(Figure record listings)
>> START

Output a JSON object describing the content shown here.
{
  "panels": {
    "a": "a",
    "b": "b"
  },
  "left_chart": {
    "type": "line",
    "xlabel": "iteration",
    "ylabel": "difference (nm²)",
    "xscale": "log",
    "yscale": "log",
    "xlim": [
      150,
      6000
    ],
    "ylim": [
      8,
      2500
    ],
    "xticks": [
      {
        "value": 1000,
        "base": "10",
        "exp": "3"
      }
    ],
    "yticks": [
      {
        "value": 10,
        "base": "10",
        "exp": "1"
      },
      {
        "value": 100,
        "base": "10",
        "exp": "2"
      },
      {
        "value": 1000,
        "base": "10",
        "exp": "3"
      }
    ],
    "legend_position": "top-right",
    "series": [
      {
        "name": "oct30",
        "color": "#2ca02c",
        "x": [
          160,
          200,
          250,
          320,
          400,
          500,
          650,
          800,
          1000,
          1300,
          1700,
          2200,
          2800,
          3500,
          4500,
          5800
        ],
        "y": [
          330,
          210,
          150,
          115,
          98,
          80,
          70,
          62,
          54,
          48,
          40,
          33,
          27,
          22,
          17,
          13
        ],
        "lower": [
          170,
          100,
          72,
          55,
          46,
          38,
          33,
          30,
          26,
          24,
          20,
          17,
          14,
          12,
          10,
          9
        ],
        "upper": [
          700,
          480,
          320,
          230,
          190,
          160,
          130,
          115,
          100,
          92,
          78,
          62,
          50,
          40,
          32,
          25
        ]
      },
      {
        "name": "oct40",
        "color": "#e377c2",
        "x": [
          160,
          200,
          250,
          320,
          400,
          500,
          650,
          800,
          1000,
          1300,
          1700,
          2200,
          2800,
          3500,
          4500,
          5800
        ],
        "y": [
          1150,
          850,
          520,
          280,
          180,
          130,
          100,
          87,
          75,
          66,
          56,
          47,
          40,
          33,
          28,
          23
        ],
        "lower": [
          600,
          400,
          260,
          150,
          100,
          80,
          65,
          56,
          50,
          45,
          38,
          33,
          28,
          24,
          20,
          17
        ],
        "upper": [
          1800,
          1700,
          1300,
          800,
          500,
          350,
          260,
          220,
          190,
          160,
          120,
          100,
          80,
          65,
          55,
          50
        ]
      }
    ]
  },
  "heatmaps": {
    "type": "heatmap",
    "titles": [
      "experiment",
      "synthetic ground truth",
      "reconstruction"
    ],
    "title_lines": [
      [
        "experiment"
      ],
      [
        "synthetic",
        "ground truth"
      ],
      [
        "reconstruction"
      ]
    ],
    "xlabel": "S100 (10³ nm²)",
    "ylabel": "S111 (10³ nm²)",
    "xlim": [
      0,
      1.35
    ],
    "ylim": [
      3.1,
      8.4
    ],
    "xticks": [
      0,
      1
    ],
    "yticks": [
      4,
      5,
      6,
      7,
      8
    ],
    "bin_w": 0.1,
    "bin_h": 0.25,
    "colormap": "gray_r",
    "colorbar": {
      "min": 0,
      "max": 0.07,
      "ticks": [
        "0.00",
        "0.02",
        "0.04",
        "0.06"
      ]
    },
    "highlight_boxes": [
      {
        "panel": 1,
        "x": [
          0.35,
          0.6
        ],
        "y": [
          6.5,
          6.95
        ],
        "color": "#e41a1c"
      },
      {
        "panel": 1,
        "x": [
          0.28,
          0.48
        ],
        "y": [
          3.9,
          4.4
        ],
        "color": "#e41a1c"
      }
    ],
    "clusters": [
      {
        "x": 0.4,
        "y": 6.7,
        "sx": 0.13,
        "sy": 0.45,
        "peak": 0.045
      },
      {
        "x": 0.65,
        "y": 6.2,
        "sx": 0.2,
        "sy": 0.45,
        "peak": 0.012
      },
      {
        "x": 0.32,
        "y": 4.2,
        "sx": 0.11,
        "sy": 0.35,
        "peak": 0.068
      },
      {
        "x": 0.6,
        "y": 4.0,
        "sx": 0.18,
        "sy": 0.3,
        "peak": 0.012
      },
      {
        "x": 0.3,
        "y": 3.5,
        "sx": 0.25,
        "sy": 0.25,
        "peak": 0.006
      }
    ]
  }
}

>> END

*Exercise task*
Set down every line of the listing above again, exactly as given.

*Completed task*
Output a JSON object describing the content shown here.
{
  "panels": {
    "a": "a",
    "b": "b"
  },
  "left_chart": {
    "type": "line",
    "xlabel": "iteration",
    "ylabel": "difference (nm²)",
    "xscale": "log",
    "yscale": "log",
    "xlim": [
      150,
      6000
    ],
    "ylim": [
      8,
      2500
    ],
    "xticks": [
      {
        "value": 1000,
        "base": "10",
        "exp": "3"
      }
    ],
    "yticks": [
      {
        "value": 10,
        "base": "10",
        "exp": "1"
      },
      {
        "value": 100,
        "base": "10",
        "exp": "2"
      },
      {
        "value": 1000,
        "base": "10",
        "exp": "3"
      }
    ],
    "legend_position": "top-right",
    "series": [
      {
        "name": "oct30",
        "color": "#2ca02c",
        "x": [
          160,
          200,
          250,
          320,
          400,
          500,
          650,
          800,
          1000,
          1300,
          1700,
          2200,
          2800,
          3500,
          4500,
          5800
        ],
        "y": [
          330,
          210,
          150,
          115,
          98,
          80,
          70,
          62,
          54,
          48,
          40,
          33,
          27,
          22,
          17,
          13
        ],
        "lower": [
          170,
          100,
          72,
          55,
          46,
          38,
          33,
          30,
          26,
          24,
          20,
          17,
          14,
          12,
          10,
          9
        ],
        "upper": [
          700,
          480,
          320,
          230,
          190,
          160,
          130,
          115,
          100,
          92,
          78,
          62,
          50,
          40,
          32,
          25
        ]
      },
      {
        "name": "oct40",
        "color": "#e377c2",
        "x": [
          160,
          200,
          250,
          320,
          400,
          500,
          650,
          800,
          1000,
          1300,
          1700,
          2200,
          2800,
          3500,
          4500,
          5800
        ],
        "y": [
          1150,
          850,
          520,
          280,
          180,
          130,
          100,
          87,
          75,
          66,
          56,
          47,
          40,
          33,
          28,
          23
        ],
        "lower": [
          600,
          400,
          260,
          150,
          100,
          80,
          65,
          56,
          50,
          45,
          38,
          33,
          28,
          24,
          20,
          17
        ],
        "upper": [
          1800,
          1700,
          1300,
          800,
          500,
          350,
          260,
          220,
          190,
          160,
          120,
          100,
          80,
          65,
          55,
          50
        ]
      }
    ]
  },
  "heatmaps": {
    "type": "heatmap",
    "titles": [
      "experiment",
      "synthetic ground truth",
      "reconstruction"
    ],
    "title_lines": [
      [
        "experiment"
      ],
      [
        "synthetic",
        "ground truth"
      ],
      [
        "reconstruction"
      ]
    ],
    "xlabel": "S100 (10³ nm²)",
    "ylabel": "S111 (10³ nm²)",
    "xlim": [
      0,
      1.35
    ],
    "ylim": [
      3.1,
      8.4
    ],
    "xticks": [
      0,
      1
    ],
    "yticks": [
      4,
      5,
      6,
      7,
      8
    ],
    "bin_w": 0.1,
    "bin_h": 0.25,
    "colormap": "gray_r",
    "colorbar": {
      "min": 0,
      "max": 0.07,
      "ticks": [
        "0.00",
        "0.02",
        "0.04",
        "0.06"
      ]
    },
    "highlight_boxes": [
      {
        "panel": 1,
        "x": [
          0.35,
          0.6
        ],
        "y": [
          6.5,
          6.95
        ],
        "color": "#e41a1c"
      },
      {
        "panel": 1,
        "x": [
          0.28,
          0.48
        ],
        "y": [
          3.9,
          4.4
        ],
        "color": "#e41a1c"
      }
    ],
    "clusters": [
      {
        "x": 0.4,
        "y": 6.7,
        "sx": 0.13,
        "sy": 0.45,
        "peak": 0.045
      },
      {
        "x": 0.65,
        "y": 6.2,
        "sx": 0.2,
        "sy": 0.45,
        "peak": 0.012
      },
      {
        "x": 0.32,
        "y": 4.2,
        "sx": 0.11,
        "sy": 0.35,
        "peak": 0.068
      },
      {
        "x": 0.6,
        "y": 4.0,
        "sx": 0.18,
        "sy": 0.3,
        "peak": 0.012
      },
      {
        "x": 0.3,
        "y": 3.5,
        "sx": 0.25,
        "sy": 0.25,
        "peak": 0.006
      }
    ]
  }
}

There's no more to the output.